### Given request
Do these statements agree with the excerpt on deleveraging: (a) the deleveraging shock was small enough for the process to be symmetric; (b) the real interest rate is described as a price mechanism that can fail because of the zero lower bound; (c) the proposed government deficits are meant to be permanent? For each, answer yes or no and quote the excerpt's deciding words.

### Excerpt
##########

OK, so that’s what happens when an economy is engaged in increased leveraging. Then something makes people remember the dangers of debt, and leveraging gives way to deleveraging.

You might think that the process would be symmetric: debtors pay down their debt, while creditors are correspondingly induced to spend more by low real interest rates. And it would be symmetric if the shock were small enough. In fact, however, the deleveraging shock has been so large that we’re hard up against the zero lower bound; interest rates can’t go low enough. And so we have a persistent excess of desired saving over desired investment, which is to say persistently inadequate demand, which is to say a depression.

By the way, this is in a fundamental sense a market failure: there is a price mechanism, the real interest rate, that because of the zero lower bound can’t do its job under certain circumstances, namely the circumstances we face now.

What to do? One answer is fiscal policy: let governments temporarily run big enough deficits to maintain more or less full employment, while the private sector repairs its balance sheets. The other answer is unconventional monetary policy to get around the problem of the zero lower bound: maybe unconventional asset purchases, but the obvious answer is to try to create expected inflation, so as to reduce real rates.

##########

### Collected data
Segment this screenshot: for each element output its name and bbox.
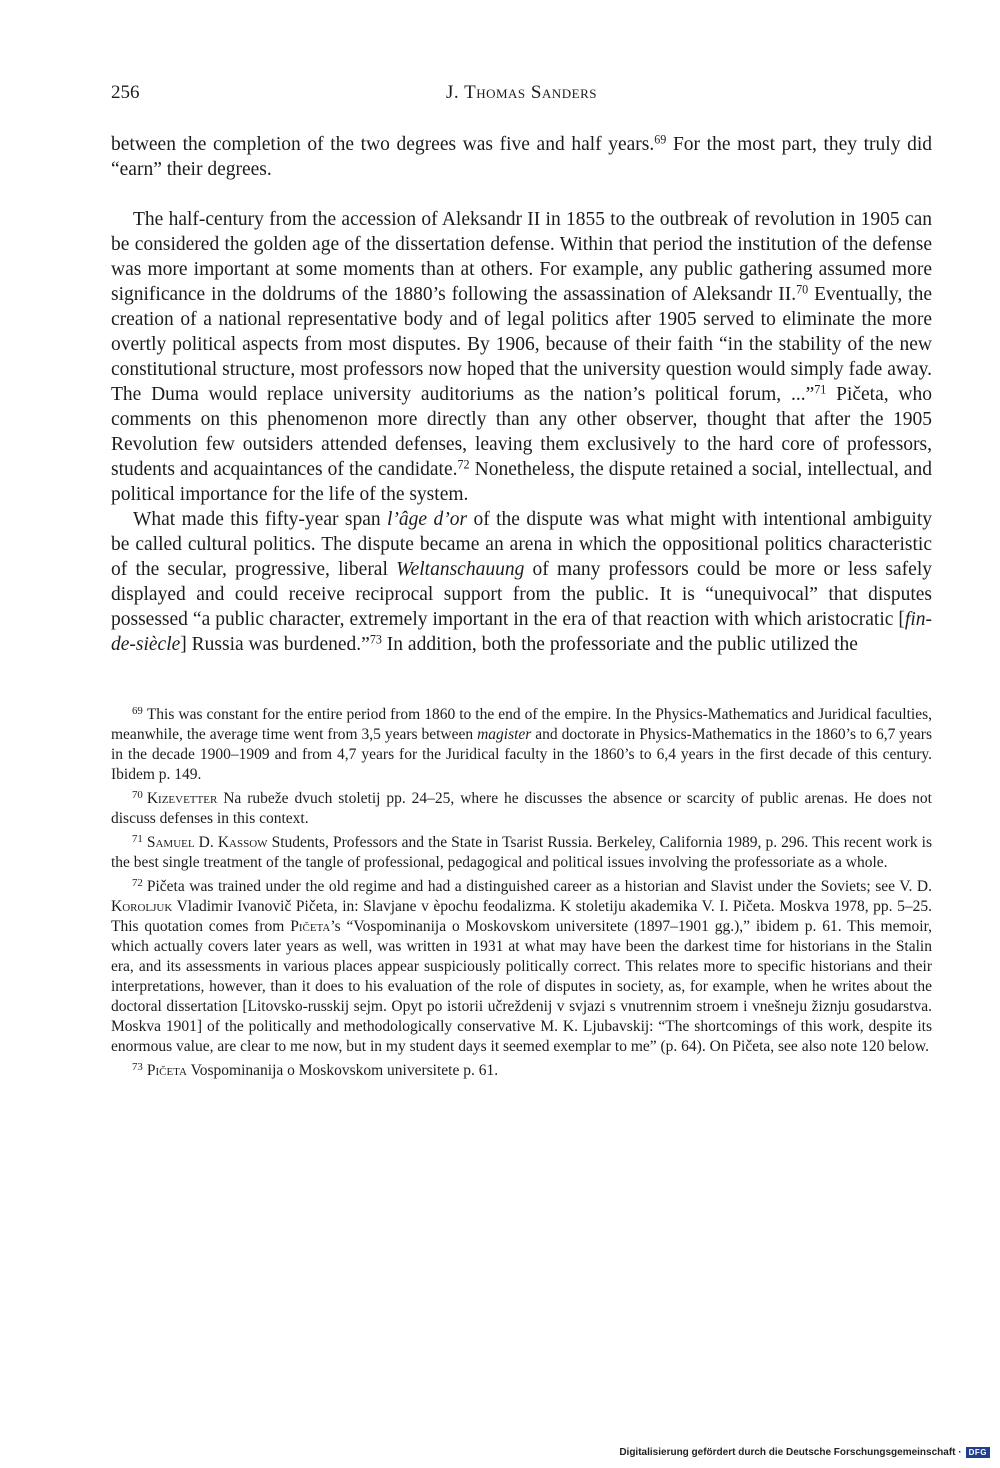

##########

### Exercise response
(a) No: "In fact, however, the deleveraging shock has been so large that we’re hard up against the zero lower bound"
(b) Yes: "there is a price mechanism, the real interest rate, that because of the zero lower bound can’t do its job under certain circumstances"
(c) No: "let governments temporarily run big enough deficits"